WHAT TO DO:
Report the number of lines in the entries below that include the word "document", and nothing else.

════════════════

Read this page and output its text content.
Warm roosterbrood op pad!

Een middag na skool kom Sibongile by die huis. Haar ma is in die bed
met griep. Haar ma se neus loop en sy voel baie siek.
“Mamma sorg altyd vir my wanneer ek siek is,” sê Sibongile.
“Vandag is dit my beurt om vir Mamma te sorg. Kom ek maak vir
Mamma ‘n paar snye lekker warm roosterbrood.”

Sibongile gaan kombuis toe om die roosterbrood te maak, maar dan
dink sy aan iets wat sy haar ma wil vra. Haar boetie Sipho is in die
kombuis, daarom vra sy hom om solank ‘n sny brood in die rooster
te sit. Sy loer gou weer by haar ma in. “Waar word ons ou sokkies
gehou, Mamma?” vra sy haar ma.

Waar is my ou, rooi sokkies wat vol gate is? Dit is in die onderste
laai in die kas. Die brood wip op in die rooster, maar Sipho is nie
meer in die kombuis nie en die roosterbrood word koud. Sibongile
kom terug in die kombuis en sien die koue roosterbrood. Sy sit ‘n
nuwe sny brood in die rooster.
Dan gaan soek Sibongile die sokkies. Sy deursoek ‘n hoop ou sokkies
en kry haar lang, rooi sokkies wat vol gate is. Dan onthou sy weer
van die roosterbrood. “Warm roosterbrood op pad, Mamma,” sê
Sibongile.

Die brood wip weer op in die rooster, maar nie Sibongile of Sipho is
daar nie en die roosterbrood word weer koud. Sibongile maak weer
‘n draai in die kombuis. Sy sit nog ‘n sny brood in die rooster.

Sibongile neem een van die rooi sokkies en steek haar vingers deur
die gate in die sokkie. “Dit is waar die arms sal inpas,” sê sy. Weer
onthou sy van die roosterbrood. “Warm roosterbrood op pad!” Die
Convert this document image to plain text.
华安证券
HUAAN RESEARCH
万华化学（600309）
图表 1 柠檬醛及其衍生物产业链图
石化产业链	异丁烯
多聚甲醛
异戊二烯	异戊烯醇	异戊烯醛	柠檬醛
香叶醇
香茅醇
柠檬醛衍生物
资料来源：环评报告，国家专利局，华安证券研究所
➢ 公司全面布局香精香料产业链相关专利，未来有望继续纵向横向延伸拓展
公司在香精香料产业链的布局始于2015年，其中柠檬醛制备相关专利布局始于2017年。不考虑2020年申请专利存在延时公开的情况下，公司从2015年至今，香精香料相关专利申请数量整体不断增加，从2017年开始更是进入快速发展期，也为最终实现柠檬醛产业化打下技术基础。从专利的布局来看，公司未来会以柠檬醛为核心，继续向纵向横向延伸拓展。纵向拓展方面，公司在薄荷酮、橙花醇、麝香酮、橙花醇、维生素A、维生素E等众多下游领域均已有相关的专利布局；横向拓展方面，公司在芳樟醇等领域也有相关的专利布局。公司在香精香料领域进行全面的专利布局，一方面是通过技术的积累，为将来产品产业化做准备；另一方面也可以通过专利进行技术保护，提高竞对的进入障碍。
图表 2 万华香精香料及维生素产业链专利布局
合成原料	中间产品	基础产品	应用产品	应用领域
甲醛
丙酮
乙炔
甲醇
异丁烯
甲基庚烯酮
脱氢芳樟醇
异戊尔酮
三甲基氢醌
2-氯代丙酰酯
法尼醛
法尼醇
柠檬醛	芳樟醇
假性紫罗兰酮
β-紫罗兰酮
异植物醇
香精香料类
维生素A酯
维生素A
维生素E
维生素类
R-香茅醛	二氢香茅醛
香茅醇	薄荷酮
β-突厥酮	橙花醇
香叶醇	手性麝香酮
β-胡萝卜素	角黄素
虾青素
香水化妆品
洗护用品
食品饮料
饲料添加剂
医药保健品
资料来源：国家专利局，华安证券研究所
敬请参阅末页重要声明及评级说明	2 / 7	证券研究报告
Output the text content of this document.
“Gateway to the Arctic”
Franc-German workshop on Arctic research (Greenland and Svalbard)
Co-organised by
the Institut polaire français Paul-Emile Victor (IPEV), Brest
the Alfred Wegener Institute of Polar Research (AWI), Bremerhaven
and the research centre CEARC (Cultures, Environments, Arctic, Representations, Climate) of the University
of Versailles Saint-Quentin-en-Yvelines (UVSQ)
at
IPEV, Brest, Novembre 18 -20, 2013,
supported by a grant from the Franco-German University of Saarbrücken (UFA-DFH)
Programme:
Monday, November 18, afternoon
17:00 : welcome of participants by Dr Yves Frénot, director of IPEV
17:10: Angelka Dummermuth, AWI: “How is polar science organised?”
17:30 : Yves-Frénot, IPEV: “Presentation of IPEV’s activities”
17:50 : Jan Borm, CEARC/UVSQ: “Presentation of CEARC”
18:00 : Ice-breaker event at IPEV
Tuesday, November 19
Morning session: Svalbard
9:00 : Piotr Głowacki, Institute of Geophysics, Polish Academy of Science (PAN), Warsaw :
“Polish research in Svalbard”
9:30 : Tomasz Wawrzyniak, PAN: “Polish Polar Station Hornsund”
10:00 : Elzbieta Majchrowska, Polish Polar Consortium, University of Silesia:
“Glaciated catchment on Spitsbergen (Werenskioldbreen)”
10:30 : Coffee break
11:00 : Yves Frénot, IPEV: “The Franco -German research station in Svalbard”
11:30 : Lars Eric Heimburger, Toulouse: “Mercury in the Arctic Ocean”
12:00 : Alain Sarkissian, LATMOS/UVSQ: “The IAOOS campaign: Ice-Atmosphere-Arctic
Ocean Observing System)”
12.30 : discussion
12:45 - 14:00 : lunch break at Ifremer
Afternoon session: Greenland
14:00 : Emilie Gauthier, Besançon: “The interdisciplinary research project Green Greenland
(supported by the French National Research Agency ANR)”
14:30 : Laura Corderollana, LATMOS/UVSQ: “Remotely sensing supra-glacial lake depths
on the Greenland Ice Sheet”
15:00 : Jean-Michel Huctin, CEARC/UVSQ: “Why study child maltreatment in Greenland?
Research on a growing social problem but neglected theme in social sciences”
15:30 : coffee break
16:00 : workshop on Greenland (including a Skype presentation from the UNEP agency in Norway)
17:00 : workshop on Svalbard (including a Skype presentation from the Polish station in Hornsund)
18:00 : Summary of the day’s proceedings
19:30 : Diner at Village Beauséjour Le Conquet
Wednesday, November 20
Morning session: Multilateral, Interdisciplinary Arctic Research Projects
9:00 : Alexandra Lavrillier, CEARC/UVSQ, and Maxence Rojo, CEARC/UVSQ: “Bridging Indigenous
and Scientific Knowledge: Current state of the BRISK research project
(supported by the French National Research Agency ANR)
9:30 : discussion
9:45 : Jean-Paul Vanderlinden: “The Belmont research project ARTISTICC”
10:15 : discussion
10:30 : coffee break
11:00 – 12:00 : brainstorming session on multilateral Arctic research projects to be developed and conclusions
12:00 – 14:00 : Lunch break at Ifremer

════════════════

EXERCISE ANSWER:
2